• **Record extracts**:

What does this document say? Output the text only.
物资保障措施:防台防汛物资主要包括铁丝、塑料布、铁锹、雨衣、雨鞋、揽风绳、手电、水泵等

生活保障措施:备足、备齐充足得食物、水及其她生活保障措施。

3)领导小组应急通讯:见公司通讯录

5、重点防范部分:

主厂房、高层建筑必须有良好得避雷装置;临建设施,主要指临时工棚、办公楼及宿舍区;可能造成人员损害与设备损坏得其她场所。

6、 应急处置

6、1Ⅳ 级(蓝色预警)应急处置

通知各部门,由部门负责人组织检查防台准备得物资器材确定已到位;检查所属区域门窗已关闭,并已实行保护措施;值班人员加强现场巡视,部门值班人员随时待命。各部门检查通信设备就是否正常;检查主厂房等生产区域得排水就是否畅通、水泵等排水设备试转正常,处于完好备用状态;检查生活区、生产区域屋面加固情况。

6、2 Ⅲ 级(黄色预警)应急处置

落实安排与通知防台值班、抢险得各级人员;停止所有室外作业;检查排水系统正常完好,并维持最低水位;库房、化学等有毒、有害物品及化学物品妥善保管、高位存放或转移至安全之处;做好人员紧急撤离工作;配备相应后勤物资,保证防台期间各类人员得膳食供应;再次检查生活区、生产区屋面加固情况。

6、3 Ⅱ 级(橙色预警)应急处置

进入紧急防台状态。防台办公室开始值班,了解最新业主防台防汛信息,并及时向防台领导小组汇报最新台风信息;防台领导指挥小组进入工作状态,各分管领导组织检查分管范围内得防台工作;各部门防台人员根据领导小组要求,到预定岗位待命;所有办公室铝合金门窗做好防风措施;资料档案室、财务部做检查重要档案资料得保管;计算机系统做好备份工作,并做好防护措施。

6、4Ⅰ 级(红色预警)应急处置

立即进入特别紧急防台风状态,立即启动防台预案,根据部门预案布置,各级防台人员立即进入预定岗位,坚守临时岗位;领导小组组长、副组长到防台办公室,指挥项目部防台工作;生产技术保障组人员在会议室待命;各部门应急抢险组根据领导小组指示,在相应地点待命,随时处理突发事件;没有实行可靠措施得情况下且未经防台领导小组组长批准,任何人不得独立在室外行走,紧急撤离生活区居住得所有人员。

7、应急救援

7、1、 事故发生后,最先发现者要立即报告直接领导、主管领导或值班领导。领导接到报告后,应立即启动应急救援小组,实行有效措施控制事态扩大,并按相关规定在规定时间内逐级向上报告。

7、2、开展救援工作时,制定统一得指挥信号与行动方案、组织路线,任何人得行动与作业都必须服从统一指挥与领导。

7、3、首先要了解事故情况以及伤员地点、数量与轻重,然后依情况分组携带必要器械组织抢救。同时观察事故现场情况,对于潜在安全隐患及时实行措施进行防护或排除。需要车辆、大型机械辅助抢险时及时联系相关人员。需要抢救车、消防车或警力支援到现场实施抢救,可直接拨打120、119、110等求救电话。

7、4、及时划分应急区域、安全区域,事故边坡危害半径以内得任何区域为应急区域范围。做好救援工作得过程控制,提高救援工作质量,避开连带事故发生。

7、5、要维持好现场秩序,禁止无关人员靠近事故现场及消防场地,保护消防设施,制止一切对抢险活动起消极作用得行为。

• **Exercise task**: Exactly reproduce every line of the records.

• **Result of the exercise**:
What does this document say? Output the text only.
物资保障措施:防台防汛物资主要包括铁丝、塑料布、铁锹、雨衣、雨鞋、揽风绳、手电、水泵等

生活保障措施:备足、备齐充足得食物、水及其她生活保障措施。

3)领导小组应急通讯:见公司通讯录

5、重点防范部分:

主厂房、高层建筑必须有良好得避雷装置;临建设施,主要指临时工棚、办公楼及宿舍区;可能造成人员损害与设备损坏得其她场所。

6、 应急处置

6、1Ⅳ 级(蓝色预警)应急处置

通知各部门,由部门负责人组织检查防台准备得物资器材确定已到位;检查所属区域门窗已关闭,并已实行保护措施;值班人员加强现场巡视,部门值班人员随时待命。各部门检查通信设备就是否正常;检查主厂房等生产区域得排水就是否畅通、水泵等排水设备试转正常,处于完好备用状态;检查生活区、生产区域屋面加固情况。

6、2 Ⅲ 级(黄色预警)应急处置

落实安排与通知防台值班、抢险得各级人员;停止所有室外作业;检查排水系统正常完好,并维持最低水位;库房、化学等有毒、有害物品及化学物品妥善保管、高位存放或转移至安全之处;做好人员紧急撤离工作;配备相应后勤物资,保证防台期间各类人员得膳食供应;再次检查生活区、生产区屋面加固情况。

6、3 Ⅱ 级(橙色预警)应急处置

进入紧急防台状态。防台办公室开始值班,了解最新业主防台防汛信息,并及时向防台领导小组汇报最新台风信息;防台领导指挥小组进入工作状态,各分管领导组织检查分管范围内得防台工作;各部门防台人员根据领导小组要求,到预定岗位待命;所有办公室铝合金门窗做好防风措施;资料档案室、财务部做检查重要档案资料得保管;计算机系统做好备份工作,并做好防护措施。

6、4Ⅰ 级(红色预警)应急处置

立即进入特别紧急防台风状态,立即启动防台预案,根据部门预案布置,各级防台人员立即进入预定岗位,坚守临时岗位;领导小组组长、副组长到防台办公室,指挥项目部防台工作;生产技术保障组人员在会议室待命;各部门应急抢险组根据领导小组指示,在相应地点待命,随时处理突发事件;没有实行可靠措施得情况下且未经防台领导小组组长批准,任何人不得独立在室外行走,紧急撤离生活区居住得所有人员。

7、应急救援

7、1、 事故发生后,最先发现者要立即报告直接领导、主管领导或值班领导。领导接到报告后,应立即启动应急救援小组,实行有效措施控制事态扩大,并按相关规定在规定时间内逐级向上报告。

7、2、开展救援工作时,制定统一得指挥信号与行动方案、组织路线,任何人得行动与作业都必须服从统一指挥与领导。

7、3、首先要了解事故情况以及伤员地点、数量与轻重,然后依情况分组携带必要器械组织抢救。同时观察事故现场情况,对于潜在安全隐患及时实行措施进行防护或排除。需要车辆、大型机械辅助抢险时及时联系相关人员。需要抢救车、消防车或警力支援到现场实施抢救,可直接拨打120、119、110等求救电话。

7、4、及时划分应急区域、安全区域,事故边坡危害半径以内得任何区域为应急区域范围。做好救援工作得过程控制,提高救援工作质量,避开连带事故发生。

7、5、要维持好现场秩序,禁止无关人员靠近事故现场及消防场地,保护消防设施,制止一切对抢险活动起消极作用得行为。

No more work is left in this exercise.